(A block of data)
═══
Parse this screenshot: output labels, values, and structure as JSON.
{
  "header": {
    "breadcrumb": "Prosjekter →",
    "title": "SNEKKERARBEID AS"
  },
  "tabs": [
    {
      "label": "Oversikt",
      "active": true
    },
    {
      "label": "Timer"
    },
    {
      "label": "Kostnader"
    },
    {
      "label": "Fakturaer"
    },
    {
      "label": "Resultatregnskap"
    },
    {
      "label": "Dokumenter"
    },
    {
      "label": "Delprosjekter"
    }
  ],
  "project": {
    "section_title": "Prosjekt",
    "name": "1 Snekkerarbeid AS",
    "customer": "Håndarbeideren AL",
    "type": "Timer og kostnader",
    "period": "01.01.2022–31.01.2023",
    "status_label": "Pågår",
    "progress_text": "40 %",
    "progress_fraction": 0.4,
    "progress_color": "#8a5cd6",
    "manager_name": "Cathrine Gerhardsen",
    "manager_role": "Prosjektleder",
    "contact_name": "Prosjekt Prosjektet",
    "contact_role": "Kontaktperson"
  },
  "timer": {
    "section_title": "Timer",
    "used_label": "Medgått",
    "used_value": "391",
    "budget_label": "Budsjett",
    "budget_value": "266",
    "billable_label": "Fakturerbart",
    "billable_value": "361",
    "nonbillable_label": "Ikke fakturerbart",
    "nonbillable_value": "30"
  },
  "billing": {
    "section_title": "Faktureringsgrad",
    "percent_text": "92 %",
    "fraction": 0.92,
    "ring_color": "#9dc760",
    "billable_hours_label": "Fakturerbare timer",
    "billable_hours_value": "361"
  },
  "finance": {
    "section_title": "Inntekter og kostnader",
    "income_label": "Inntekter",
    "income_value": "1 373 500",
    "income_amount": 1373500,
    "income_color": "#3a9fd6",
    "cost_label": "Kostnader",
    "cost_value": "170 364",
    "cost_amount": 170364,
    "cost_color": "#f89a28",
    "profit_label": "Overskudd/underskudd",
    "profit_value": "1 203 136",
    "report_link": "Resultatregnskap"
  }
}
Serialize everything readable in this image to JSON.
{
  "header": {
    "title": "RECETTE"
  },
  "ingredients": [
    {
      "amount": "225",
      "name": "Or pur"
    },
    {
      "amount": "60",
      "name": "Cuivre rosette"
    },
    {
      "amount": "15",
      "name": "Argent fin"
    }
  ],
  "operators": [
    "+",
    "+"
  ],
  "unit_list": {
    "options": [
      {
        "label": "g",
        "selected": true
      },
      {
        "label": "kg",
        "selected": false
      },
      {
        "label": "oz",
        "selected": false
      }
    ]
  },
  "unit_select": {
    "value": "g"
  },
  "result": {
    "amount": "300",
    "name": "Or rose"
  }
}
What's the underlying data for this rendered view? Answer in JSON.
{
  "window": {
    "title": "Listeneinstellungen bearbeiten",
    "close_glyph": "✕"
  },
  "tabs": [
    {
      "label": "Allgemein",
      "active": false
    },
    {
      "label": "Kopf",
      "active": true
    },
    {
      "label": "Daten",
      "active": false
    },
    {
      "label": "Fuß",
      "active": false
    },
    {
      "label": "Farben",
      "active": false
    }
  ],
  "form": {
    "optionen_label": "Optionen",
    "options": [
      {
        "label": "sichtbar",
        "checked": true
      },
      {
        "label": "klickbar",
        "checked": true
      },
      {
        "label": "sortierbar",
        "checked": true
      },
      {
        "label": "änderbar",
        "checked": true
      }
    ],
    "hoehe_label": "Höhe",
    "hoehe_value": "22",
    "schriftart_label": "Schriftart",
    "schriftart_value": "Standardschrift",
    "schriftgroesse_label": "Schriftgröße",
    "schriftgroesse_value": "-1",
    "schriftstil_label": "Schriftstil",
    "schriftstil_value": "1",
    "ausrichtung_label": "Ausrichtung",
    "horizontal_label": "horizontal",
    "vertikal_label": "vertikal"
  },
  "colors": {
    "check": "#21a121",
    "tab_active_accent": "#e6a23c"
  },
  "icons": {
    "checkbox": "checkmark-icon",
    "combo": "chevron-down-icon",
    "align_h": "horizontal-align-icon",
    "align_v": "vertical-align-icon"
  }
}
═══
Transcribe the material above in its entirety. Match it exactly.

Parse this screenshot: output labels, values, and structure as JSON.
{
  "header": {
    "breadcrumb": "Prosjekter →",
    "title": "SNEKKERARBEID AS"
  },
  "tabs": [
    {
      "label": "Oversikt",
      "active": true
    },
    {
      "label": "Timer"
    },
    {
      "label": "Kostnader"
    },
    {
      "label": "Fakturaer"
    },
    {
      "label": "Resultatregnskap"
    },
    {
      "label": "Dokumenter"
    },
    {
      "label": "Delprosjekter"
    }
  ],
  "project": {
    "section_title": "Prosjekt",
    "name": "1 Snekkerarbeid AS",
    "customer": "Håndarbeideren AL",
    "type": "Timer og kostnader",
    "period": "01.01.2022–31.01.2023",
    "status_label": "Pågår",
    "progress_text": "40 %",
    "progress_fraction": 0.4,
    "progress_color": "#8a5cd6",
    "manager_name": "Cathrine Gerhardsen",
    "manager_role": "Prosjektleder",
    "contact_name": "Prosjekt Prosjektet",
    "contact_role": "Kontaktperson"
  },
  "timer": {
    "section_title": "Timer",
    "used_label": "Medgått",
    "used_value": "391",
    "budget_label": "Budsjett",
    "budget_value": "266",
    "billable_label": "Fakturerbart",
    "billable_value": "361",
    "nonbillable_label": "Ikke fakturerbart",
    "nonbillable_value": "30"
  },
  "billing": {
    "section_title": "Faktureringsgrad",
    "percent_text": "92 %",
    "fraction": 0.92,
    "ring_color": "#9dc760",
    "billable_hours_label": "Fakturerbare timer",
    "billable_hours_value": "361"
  },
  "finance": {
    "section_title": "Inntekter og kostnader",
    "income_label": "Inntekter",
    "income_value": "1 373 500",
    "income_amount": 1373500,
    "income_color": "#3a9fd6",
    "cost_label": "Kostnader",
    "cost_value": "170 364",
    "cost_amount": 170364,
    "cost_color": "#f89a28",
    "profit_label": "Overskudd/underskudd",
    "profit_value": "1 203 136",
    "report_link": "Resultatregnskap"
  }
}
Serialize everything readable in this image to JSON.
{
  "header": {
    "title": "RECETTE"
  },
  "ingredients": [
    {
      "amount": "225",
      "name": "Or pur"
    },
    {
      "amount": "60",
      "name": "Cuivre rosette"
    },
    {
      "amount": "15",
      "name": "Argent fin"
    }
  ],
  "operators": [
    "+",
    "+"
  ],
  "unit_list": {
    "options": [
      {
        "label": "g",
        "selected": true
      },
      {
        "label": "kg",
        "selected": false
      },
      {
        "label": "oz",
        "selected": false
      }
    ]
  },
  "unit_select": {
    "value": "g"
  },
  "result": {
    "amount": "300",
    "name": "Or rose"
  }
}
What's the underlying data for this rendered view? Answer in JSON.
{
  "window": {
    "title": "Listeneinstellungen bearbeiten",
    "close_glyph": "✕"
  },
  "tabs": [
    {
      "label": "Allgemein",
      "active": false
    },
    {
      "label": "Kopf",
      "active": true
    },
    {
      "label": "Daten",
      "active": false
    },
    {
      "label": "Fuß",
      "active": false
    },
    {
      "label": "Farben",
      "active": false
    }
  ],
  "form": {
    "optionen_label": "Optionen",
    "options": [
      {
        "label": "sichtbar",
        "checked": true
      },
      {
        "label": "klickbar",
        "checked": true
      },
      {
        "label": "sortierbar",
        "checked": true
      },
      {
        "label": "änderbar",
        "checked": true
      }
    ],
    "hoehe_label": "Höhe",
    "hoehe_value": "22",
    "schriftart_label": "Schriftart",
    "schriftart_value": "Standardschrift",
    "schriftgroesse_label": "Schriftgröße",
    "schriftgroesse_value": "-1",
    "schriftstil_label": "Schriftstil",
    "schriftstil_value": "1",
    "ausrichtung_label": "Ausrichtung",
    "horizontal_label": "horizontal",
    "vertikal_label": "vertikal"
  },
  "colors": {
    "check": "#21a121",
    "tab_active_accent": "#e6a23c"
  },
  "icons": {
    "checkbox": "checkmark-icon",
    "combo": "chevron-down-icon",
    "align_h": "horizontal-align-icon",
    "align_v": "vertical-align-icon"
  }
}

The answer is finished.